[Collection entries]
--------------------------------
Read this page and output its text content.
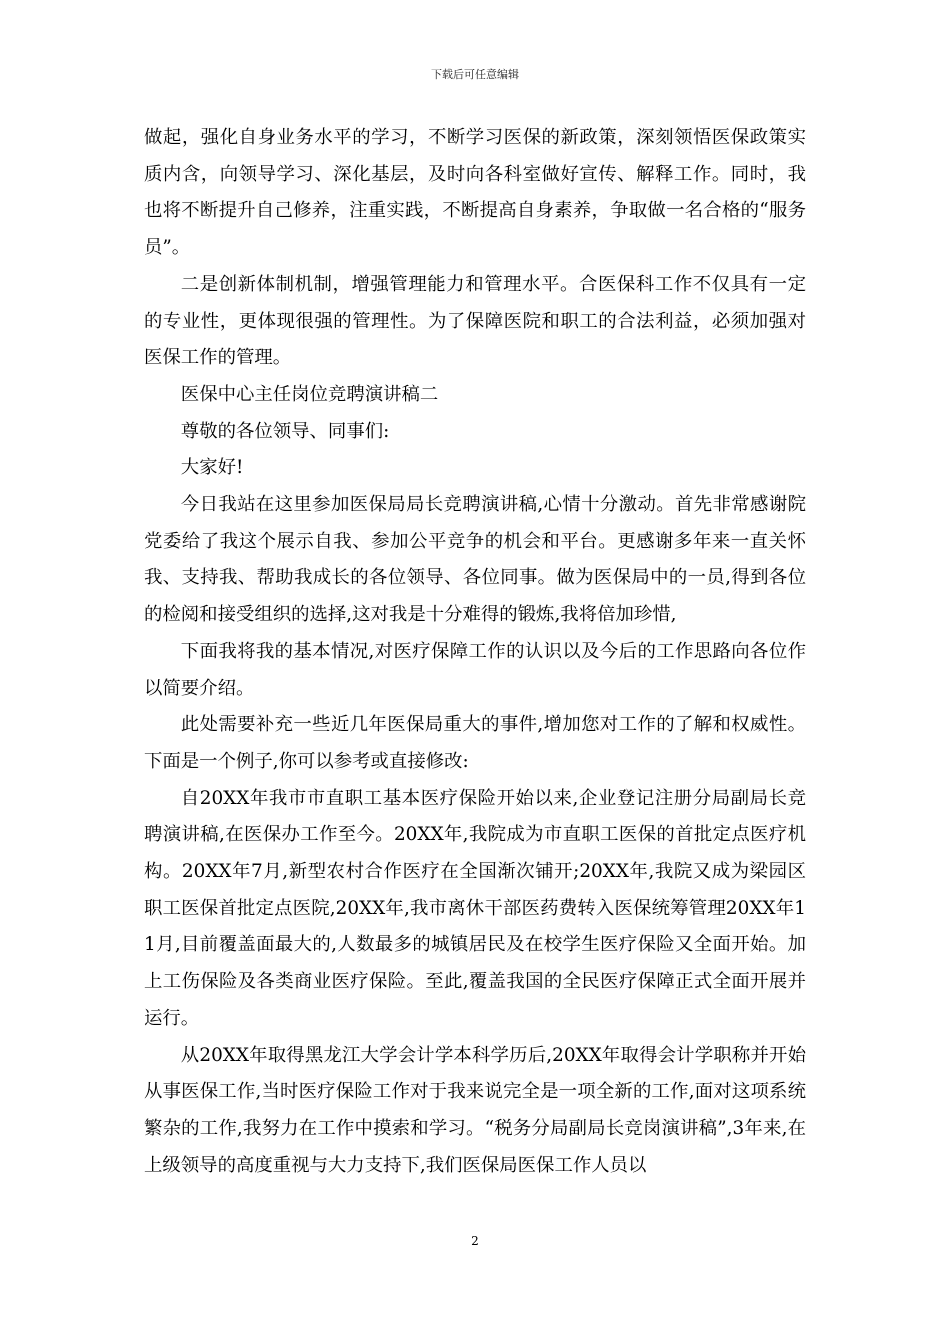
下载后可任意编辑

做起，强化自身业务水平的学习，不断学习医保的新政策，深刻领悟医保政策实质内含，向领导学习、深化基层，及时向各科室做好宣传、解释工作。同时，我也将不断提升自己修养，注重实践，不断提高自身素养，争取做一名合格的“服务员”。

二是创新体制机制，增强管理能力和管理水平。合医保科工作不仅具有一定的专业性，更体现很强的管理性。为了保障医院和职工的合法利益，必须加强对医保工作的管理。

医保中心主任岗位竞聘演讲稿二

尊敬的各位领导、同事们:

大家好!

今日我站在这里参加医保局局长竞聘演讲稿,心情十分激动。首先非常感谢院党委给了我这个展示自我、参加公平竞争的机会和平台。更感谢多年来一直关怀我、支持我、帮助我成长的各位领导、各位同事。做为医保局中的一员,得到各位的检阅和接受组织的选择,这对我是十分难得的锻炼,我将倍加珍惜,

下面我将我的基本情况,对医疗保障工作的认识以及今后的工作思路向各位作以简要介绍。

此处需要补充一些近几年医保局重大的事件,增加您对工作的了解和权威性。下面是一个例子,你可以参考或直接修改:

自20XX年我市市直职工基本医疗保险开始以来,企业登记注册分局副局长竞聘演讲稿,在医保办工作至今。20XX年,我院成为市直职工医保的首批定点医疗机构。20XX年7月,新型农村合作医疗在全国渐次铺开;20XX年,我院又成为梁园区职工医保首批定点医院,20XX年,我市离休干部医药费转入医保统筹管理20XX年11月,目前覆盖面最大的,人数最多的城镇居民及在校学生医疗保险又全面开始。加上工伤保险及各类商业医疗保险。至此,覆盖我国的全民医疗保障正式全面开展并运行。

从20XX年取得黑龙江大学会计学本科学历后,20XX年取得会计学职称并开始从事医保工作,当时医疗保险工作对于我来说完全是一项全新的工作,面对这项系统繁杂的工作,我努力在工作中摸索和学习。“税务分局副局长竞岗演讲稿”,3年来,在上级领导的高度重视与大力支持下,我们医保局医保工作人员以

2
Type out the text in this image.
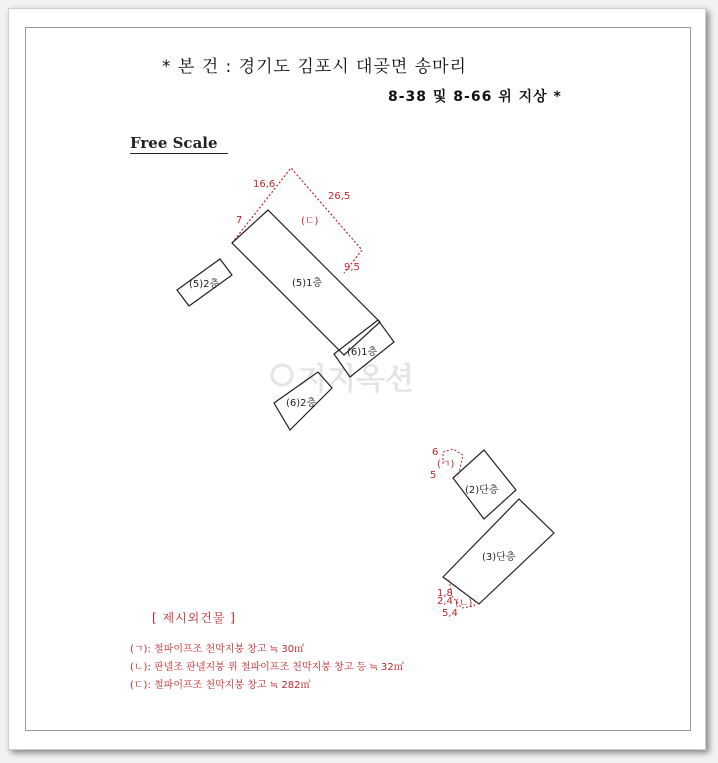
* 본 건 : 경기도 김포시 대곶면 송마리
8-38 및 8-66 위 지상 *
Free Scale
지지옥션
(5)1층
(5)2층
(6)1층
(6)2층
(2)단층
(3)단층
(ㄷ)
16,6
26,5
7
9,5
(ㄱ)
6
5
(ㄴ)
1,8
2,4
5,4
[ 제시외건물 ]
(ㄱ): 철파이프조 천막지붕 창고 ≒ 30㎡
(ㄴ): 판넬조 판넬지붕 위 철파이프조 천막지붕 창고 등 ≒ 32㎡
(ㄷ): 철파이프조 천막지붕 창고 ≒ 282㎡
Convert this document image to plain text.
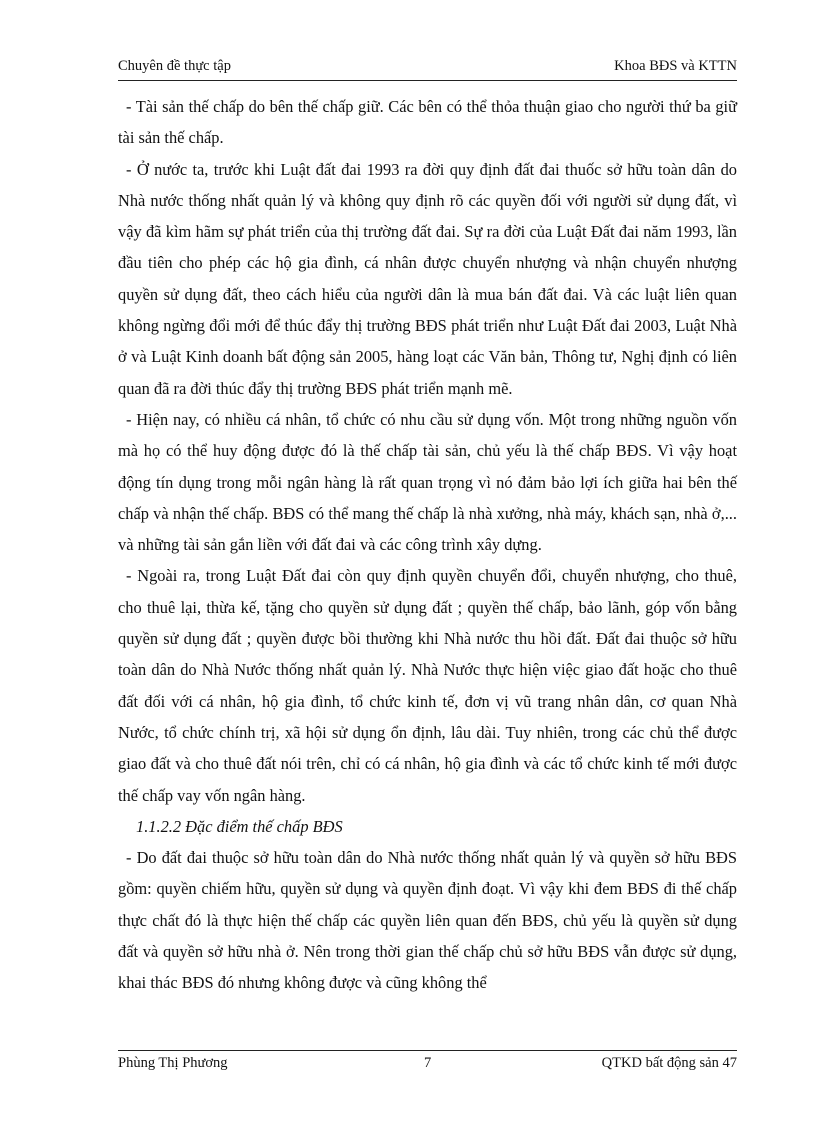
Chuyên đề thực tập	Khoa BĐS và KTTN

- Tài sản thế chấp do bên thế chấp giữ. Các bên có thể thỏa thuận giao cho người thứ ba giữ tài sản thế chấp.

- Ở nước ta, trước khi Luật đất đai 1993 ra đời quy định đất đai thuốc sở hữu toàn dân do Nhà nước thống nhất quản lý và không quy định rõ các quyền đối với người sử dụng đất, vì vậy đã kìm hãm sự phát triển của thị trường đất đai. Sự ra đời của Luật Đất đai năm 1993, lần đầu tiên cho phép các hộ gia đình, cá nhân được chuyển nhượng và nhận chuyển nhượng quyền sử dụng đất, theo cách hiểu của người dân là mua bán đất đai. Và các luật liên quan không ngừng đổi mới để thúc đẩy thị trường BĐS phát triển như Luật Đất đai 2003, Luật Nhà ở và Luật Kinh doanh bất động sản 2005, hàng loạt các Văn bản, Thông tư, Nghị định có liên quan đã ra đời thúc đẩy thị trường BĐS phát triển mạnh mẽ.

- Hiện nay, có nhiều cá nhân, tổ chức có nhu cầu sử dụng vốn. Một trong những nguồn vốn mà họ có thể huy động được đó là thế chấp tài sản, chủ yếu là thế chấp BĐS. Vì vậy hoạt động tín dụng trong mỗi ngân hàng là rất quan trọng vì nó đảm bảo lợi ích giữa hai bên thế chấp và nhận thế chấp. BĐS có thể mang thế chấp là nhà xưởng, nhà máy, khách sạn, nhà ở,... và những tài sản gắn liền với đất đai và các công trình xây dựng.

- Ngoài ra, trong Luật Đất đai còn quy định quyền chuyển đổi, chuyển nhượng, cho thuê, cho thuê lại, thừa kế, tặng cho quyền sử dụng đất ; quyền thế chấp, bảo lãnh, góp vốn bằng quyền sử dụng đất ; quyền được bồi thường khi Nhà nước thu hồi đất. Đất đai thuộc sở hữu toàn dân do Nhà Nước thống nhất quản lý. Nhà Nước thực hiện việc giao đất hoặc cho thuê đất đối với cá nhân, hộ gia đình, tổ chức kinh tế, đơn vị vũ trang nhân dân, cơ quan Nhà Nước, tổ chức chính trị, xã hội sử dụng ổn định, lâu dài. Tuy nhiên, trong các chủ thể được giao đất và cho thuê đất nói trên, chỉ có cá nhân, hộ gia đình và các tổ chức kinh tế mới được thế chấp vay vốn ngân hàng.

1.1.2.2 Đặc điểm thế chấp BĐS

- Do đất đai thuộc sở hữu toàn dân do Nhà nước thống nhất quản lý và quyền sở hữu BĐS gồm: quyền chiếm hữu, quyền sử dụng và quyền định đoạt. Vì vậy khi đem BĐS đi thế chấp thực chất đó là thực hiện thế chấp các quyền liên quan đến BĐS, chủ yếu là quyền sử dụng đất và quyền sở hữu nhà ở. Nên trong thời gian thế chấp chủ sở hữu BĐS vẫn được sử dụng, khai thác BĐS đó nhưng không được và cũng không thể

Phùng Thị Phương	7	QTKD bất động sản 47
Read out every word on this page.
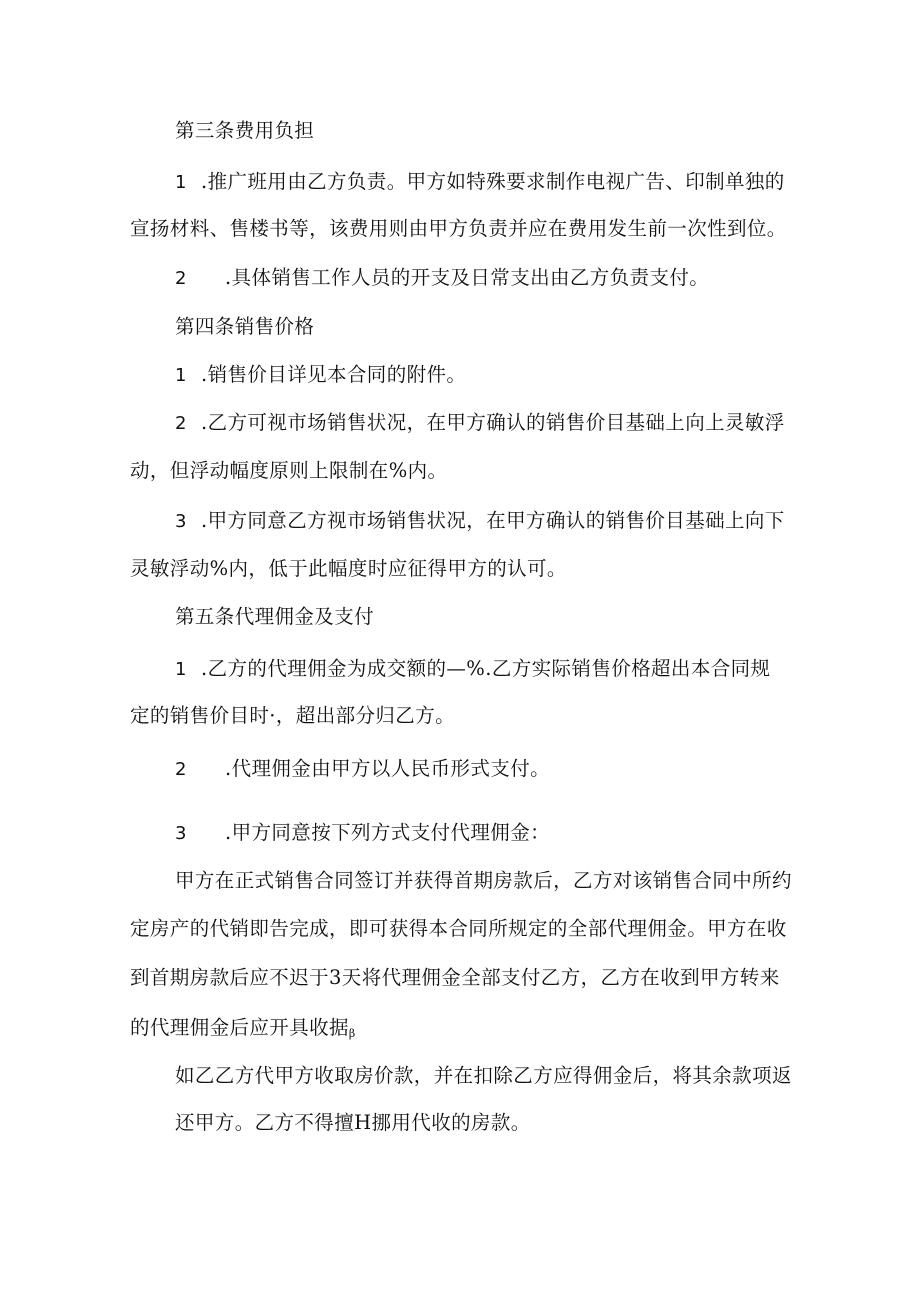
第三条费用负担
1 .推广班用由乙方负责。甲方如特殊要求制作电视广告、印制单独的
宣扬材料、售楼书等，该费用则由甲方负责并应在费用发生前一次性到位。
2 .具体销售工作人员的开支及日常支出由乙方负责支付。
第四条销售价格
1 .销售价目详见本合同的附件。
2 .乙方可视市场销售状况，在甲方确认的销售价目基础上向上灵敏浮
动，但浮动幅度原则上限制在%内。
3 .甲方同意乙方视市场销售状况，在甲方确认的销售价目基础上向下
灵敏浮动%内，低于此幅度时应征得甲方的认可。
第五条代理佣金及支付
1 .乙方的代理佣金为成交额的—%.乙方实际销售价格超出本合同规
定的销售价目时·，超出部分归乙方。
2 .代理佣金由甲方以人民币形式支付。
3 .甲方同意按下列方式支付代理佣金：
甲方在正式销售合同签订并获得首期房款后，乙方对该销售合同中所约
定房产的代销即告完成，即可获得本合同所规定的全部代理佣金。甲方在收
到首期房款后应不迟于3天将代理佣金全部支付乙方，乙方在收到甲方转来
的代理佣金后应开具收据$_\beta$
如乙乙方代甲方收取房价款，并在扣除乙方应得佣金后，将其余款项返
还甲方。乙方不得擅H挪用代收的房款。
--------------------------------
*Stated problem:*
The records above must be echoed exactly, minus their pictures.

*Result:*
Read this page and output its text content.
下载后可任意编辑

做起，强化自身业务水平的学习，不断学习医保的新政策，深刻领悟医保政策实质内含，向领导学习、深化基层，及时向各科室做好宣传、解释工作。同时，我也将不断提升自己修养，注重实践，不断提高自身素养，争取做一名合格的“服务员”。

二是创新体制机制，增强管理能力和管理水平。合医保科工作不仅具有一定的专业性，更体现很强的管理性。为了保障医院和职工的合法利益，必须加强对医保工作的管理。

医保中心主任岗位竞聘演讲稿二

尊敬的各位领导、同事们:

大家好!

今日我站在这里参加医保局局长竞聘演讲稿,心情十分激动。首先非常感谢院党委给了我这个展示自我、参加公平竞争的机会和平台。更感谢多年来一直关怀我、支持我、帮助我成长的各位领导、各位同事。做为医保局中的一员,得到各位的检阅和接受组织的选择,这对我是十分难得的锻炼,我将倍加珍惜,

下面我将我的基本情况,对医疗保障工作的认识以及今后的工作思路向各位作以简要介绍。

此处需要补充一些近几年医保局重大的事件,增加您对工作的了解和权威性。下面是一个例子,你可以参考或直接修改:

自20XX年我市市直职工基本医疗保险开始以来,企业登记注册分局副局长竞聘演讲稿,在医保办工作至今。20XX年,我院成为市直职工医保的首批定点医疗机构。20XX年7月,新型农村合作医疗在全国渐次铺开;20XX年,我院又成为梁园区职工医保首批定点医院,20XX年,我市离休干部医药费转入医保统筹管理20XX年11月,目前覆盖面最大的,人数最多的城镇居民及在校学生医疗保险又全面开始。加上工伤保险及各类商业医疗保险。至此,覆盖我国的全民医疗保障正式全面开展并运行。

从20XX年取得黑龙江大学会计学本科学历后,20XX年取得会计学职称并开始从事医保工作,当时医疗保险工作对于我来说完全是一项全新的工作,面对这项系统繁杂的工作,我努力在工作中摸索和学习。“税务分局副局长竞岗演讲稿”,3年来,在上级领导的高度重视与大力支持下,我们医保局医保工作人员以

2
Type out the text in this image.
* 본 건 : 경기도 김포시 대곶면 송마리
8-38 및 8-66 위 지상 *
Free Scale
지지옥션
(5)1층
(5)2층
(6)1층
(6)2층
(2)단층
(3)단층
(ㄷ)
16,6
26,5
7
9,5
(ㄱ)
6
5
(ㄴ)
1,8
2,4
5,4
[ 제시외건물 ]
(ㄱ): 철파이프조 천막지붕 창고 ≒ 30㎡
(ㄴ): 판넬조 판넬지붕 위 철파이프조 천막지붕 창고 등 ≒ 32㎡
(ㄷ): 철파이프조 천막지붕 창고 ≒ 282㎡
Convert this document image to plain text.
Chuyên đề thực tập	Khoa BĐS và KTTN

- Tài sản thế chấp do bên thế chấp giữ. Các bên có thể thỏa thuận giao cho người thứ ba giữ tài sản thế chấp.

- Ở nước ta, trước khi Luật đất đai 1993 ra đời quy định đất đai thuốc sở hữu toàn dân do Nhà nước thống nhất quản lý và không quy định rõ các quyền đối với người sử dụng đất, vì vậy đã kìm hãm sự phát triển của thị trường đất đai. Sự ra đời của Luật Đất đai năm 1993, lần đầu tiên cho phép các hộ gia đình, cá nhân được chuyển nhượng và nhận chuyển nhượng quyền sử dụng đất, theo cách hiểu của người dân là mua bán đất đai. Và các luật liên quan không ngừng đổi mới để thúc đẩy thị trường BĐS phát triển như Luật Đất đai 2003, Luật Nhà ở và Luật Kinh doanh bất động sản 2005, hàng loạt các Văn bản, Thông tư, Nghị định có liên quan đã ra đời thúc đẩy thị trường BĐS phát triển mạnh mẽ.

- Hiện nay, có nhiều cá nhân, tổ chức có nhu cầu sử dụng vốn. Một trong những nguồn vốn mà họ có thể huy động được đó là thế chấp tài sản, chủ yếu là thế chấp BĐS. Vì vậy hoạt động tín dụng trong mỗi ngân hàng là rất quan trọng vì nó đảm bảo lợi ích giữa hai bên thế chấp và nhận thế chấp. BĐS có thể mang thế chấp là nhà xưởng, nhà máy, khách sạn, nhà ở,... và những tài sản gắn liền với đất đai và các công trình xây dựng.

- Ngoài ra, trong Luật Đất đai còn quy định quyền chuyển đổi, chuyển nhượng, cho thuê, cho thuê lại, thừa kế, tặng cho quyền sử dụng đất ; quyền thế chấp, bảo lãnh, góp vốn bằng quyền sử dụng đất ; quyền được bồi thường khi Nhà nước thu hồi đất. Đất đai thuộc sở hữu toàn dân do Nhà Nước thống nhất quản lý. Nhà Nước thực hiện việc giao đất hoặc cho thuê đất đối với cá nhân, hộ gia đình, tổ chức kinh tế, đơn vị vũ trang nhân dân, cơ quan Nhà Nước, tổ chức chính trị, xã hội sử dụng ổn định, lâu dài. Tuy nhiên, trong các chủ thể được giao đất và cho thuê đất nói trên, chỉ có cá nhân, hộ gia đình và các tổ chức kinh tế mới được thế chấp vay vốn ngân hàng.

1.1.2.2 Đặc điểm thế chấp BĐS

- Do đất đai thuộc sở hữu toàn dân do Nhà nước thống nhất quản lý và quyền sở hữu BĐS gồm: quyền chiếm hữu, quyền sử dụng và quyền định đoạt. Vì vậy khi đem BĐS đi thế chấp thực chất đó là thực hiện thế chấp các quyền liên quan đến BĐS, chủ yếu là quyền sử dụng đất và quyền sở hữu nhà ở. Nên trong thời gian thế chấp chủ sở hữu BĐS vẫn được sử dụng, khai thác BĐS đó nhưng không được và cũng không thể

Phùng Thị Phương	7	QTKD bất động sản 47
Read out every word on this page.
第三条费用负担
1 .推广班用由乙方负责。甲方如特殊要求制作电视广告、印制单独的
宣扬材料、售楼书等，该费用则由甲方负责并应在费用发生前一次性到位。
2 .具体销售工作人员的开支及日常支出由乙方负责支付。
第四条销售价格
1 .销售价目详见本合同的附件。
2 .乙方可视市场销售状况，在甲方确认的销售价目基础上向上灵敏浮
动，但浮动幅度原则上限制在%内。
3 .甲方同意乙方视市场销售状况，在甲方确认的销售价目基础上向下
灵敏浮动%内，低于此幅度时应征得甲方的认可。
第五条代理佣金及支付
1 .乙方的代理佣金为成交额的—%.乙方实际销售价格超出本合同规
定的销售价目时·，超出部分归乙方。
2 .代理佣金由甲方以人民币形式支付。
3 .甲方同意按下列方式支付代理佣金：
甲方在正式销售合同签订并获得首期房款后，乙方对该销售合同中所约
定房产的代销即告完成，即可获得本合同所规定的全部代理佣金。甲方在收
到首期房款后应不迟于3天将代理佣金全部支付乙方，乙方在收到甲方转来
的代理佣金后应开具收据$_\beta$
如乙乙方代甲方收取房价款，并在扣除乙方应得佣金后，将其余款项返
还甲方。乙方不得擅H挪用代收的房款。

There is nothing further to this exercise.